→ **Work to do**
Count lines, not occurrences: give the number of lines holding the word "this", and nothing besides.

→ **Data excerpts**

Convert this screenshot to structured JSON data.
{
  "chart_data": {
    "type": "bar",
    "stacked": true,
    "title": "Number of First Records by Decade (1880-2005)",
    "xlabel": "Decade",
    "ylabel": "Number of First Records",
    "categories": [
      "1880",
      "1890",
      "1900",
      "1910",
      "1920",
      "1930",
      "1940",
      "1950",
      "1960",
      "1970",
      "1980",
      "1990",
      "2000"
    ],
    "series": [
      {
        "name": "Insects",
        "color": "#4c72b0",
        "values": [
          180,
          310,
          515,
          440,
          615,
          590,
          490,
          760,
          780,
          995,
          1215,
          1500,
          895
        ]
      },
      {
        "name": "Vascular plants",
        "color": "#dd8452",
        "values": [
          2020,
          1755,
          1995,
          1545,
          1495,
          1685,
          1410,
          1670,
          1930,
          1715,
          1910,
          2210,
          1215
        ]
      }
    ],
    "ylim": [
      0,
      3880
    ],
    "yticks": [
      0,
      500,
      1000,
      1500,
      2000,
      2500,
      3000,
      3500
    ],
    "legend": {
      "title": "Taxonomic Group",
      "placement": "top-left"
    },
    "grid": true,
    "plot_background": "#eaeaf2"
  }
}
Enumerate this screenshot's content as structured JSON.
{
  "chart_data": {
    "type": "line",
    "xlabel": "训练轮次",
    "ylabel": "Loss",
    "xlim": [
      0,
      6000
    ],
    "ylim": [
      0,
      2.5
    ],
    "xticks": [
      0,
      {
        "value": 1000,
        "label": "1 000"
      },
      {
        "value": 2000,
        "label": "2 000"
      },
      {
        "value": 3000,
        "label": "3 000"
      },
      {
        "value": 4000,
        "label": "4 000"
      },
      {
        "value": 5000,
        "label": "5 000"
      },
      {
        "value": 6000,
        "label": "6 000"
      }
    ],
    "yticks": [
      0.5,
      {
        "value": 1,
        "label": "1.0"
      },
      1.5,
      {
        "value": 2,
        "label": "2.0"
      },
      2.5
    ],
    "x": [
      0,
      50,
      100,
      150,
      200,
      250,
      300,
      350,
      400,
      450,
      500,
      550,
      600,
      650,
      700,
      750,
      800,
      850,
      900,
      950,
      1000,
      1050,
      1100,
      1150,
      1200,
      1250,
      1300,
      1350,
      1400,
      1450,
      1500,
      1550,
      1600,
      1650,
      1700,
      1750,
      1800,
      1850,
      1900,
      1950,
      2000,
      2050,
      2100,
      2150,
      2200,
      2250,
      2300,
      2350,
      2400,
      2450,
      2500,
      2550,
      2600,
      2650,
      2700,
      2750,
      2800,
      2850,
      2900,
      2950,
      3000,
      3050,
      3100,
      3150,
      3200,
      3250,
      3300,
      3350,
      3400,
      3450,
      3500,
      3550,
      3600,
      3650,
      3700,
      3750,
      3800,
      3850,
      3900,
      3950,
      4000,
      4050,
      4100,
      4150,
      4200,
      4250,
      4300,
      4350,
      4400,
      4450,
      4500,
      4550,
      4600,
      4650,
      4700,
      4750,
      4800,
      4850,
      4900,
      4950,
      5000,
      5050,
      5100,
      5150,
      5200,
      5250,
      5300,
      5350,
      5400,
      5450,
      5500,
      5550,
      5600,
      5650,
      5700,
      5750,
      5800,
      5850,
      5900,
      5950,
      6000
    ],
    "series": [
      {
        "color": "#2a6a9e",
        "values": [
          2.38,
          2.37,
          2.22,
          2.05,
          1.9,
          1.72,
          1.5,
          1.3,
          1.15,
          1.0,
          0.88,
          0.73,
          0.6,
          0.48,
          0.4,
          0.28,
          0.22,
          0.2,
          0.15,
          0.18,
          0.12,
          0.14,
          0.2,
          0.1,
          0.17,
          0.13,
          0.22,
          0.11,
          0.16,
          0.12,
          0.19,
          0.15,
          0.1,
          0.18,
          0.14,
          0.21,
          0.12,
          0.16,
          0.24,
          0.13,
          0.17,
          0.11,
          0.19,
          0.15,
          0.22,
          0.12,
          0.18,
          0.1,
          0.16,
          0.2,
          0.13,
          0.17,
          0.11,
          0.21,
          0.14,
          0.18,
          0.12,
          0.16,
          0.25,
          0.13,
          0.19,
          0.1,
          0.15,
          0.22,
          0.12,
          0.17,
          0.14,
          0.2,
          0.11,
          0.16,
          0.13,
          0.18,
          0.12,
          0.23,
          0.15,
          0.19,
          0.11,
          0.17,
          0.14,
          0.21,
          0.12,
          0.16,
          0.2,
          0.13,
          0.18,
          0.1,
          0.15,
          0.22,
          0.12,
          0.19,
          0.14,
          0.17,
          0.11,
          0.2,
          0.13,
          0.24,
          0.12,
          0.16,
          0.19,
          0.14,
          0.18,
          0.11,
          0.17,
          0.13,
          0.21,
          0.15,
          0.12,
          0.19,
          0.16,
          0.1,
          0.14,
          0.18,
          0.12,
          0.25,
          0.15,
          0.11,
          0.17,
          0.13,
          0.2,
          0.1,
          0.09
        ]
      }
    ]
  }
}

→ **Output**
2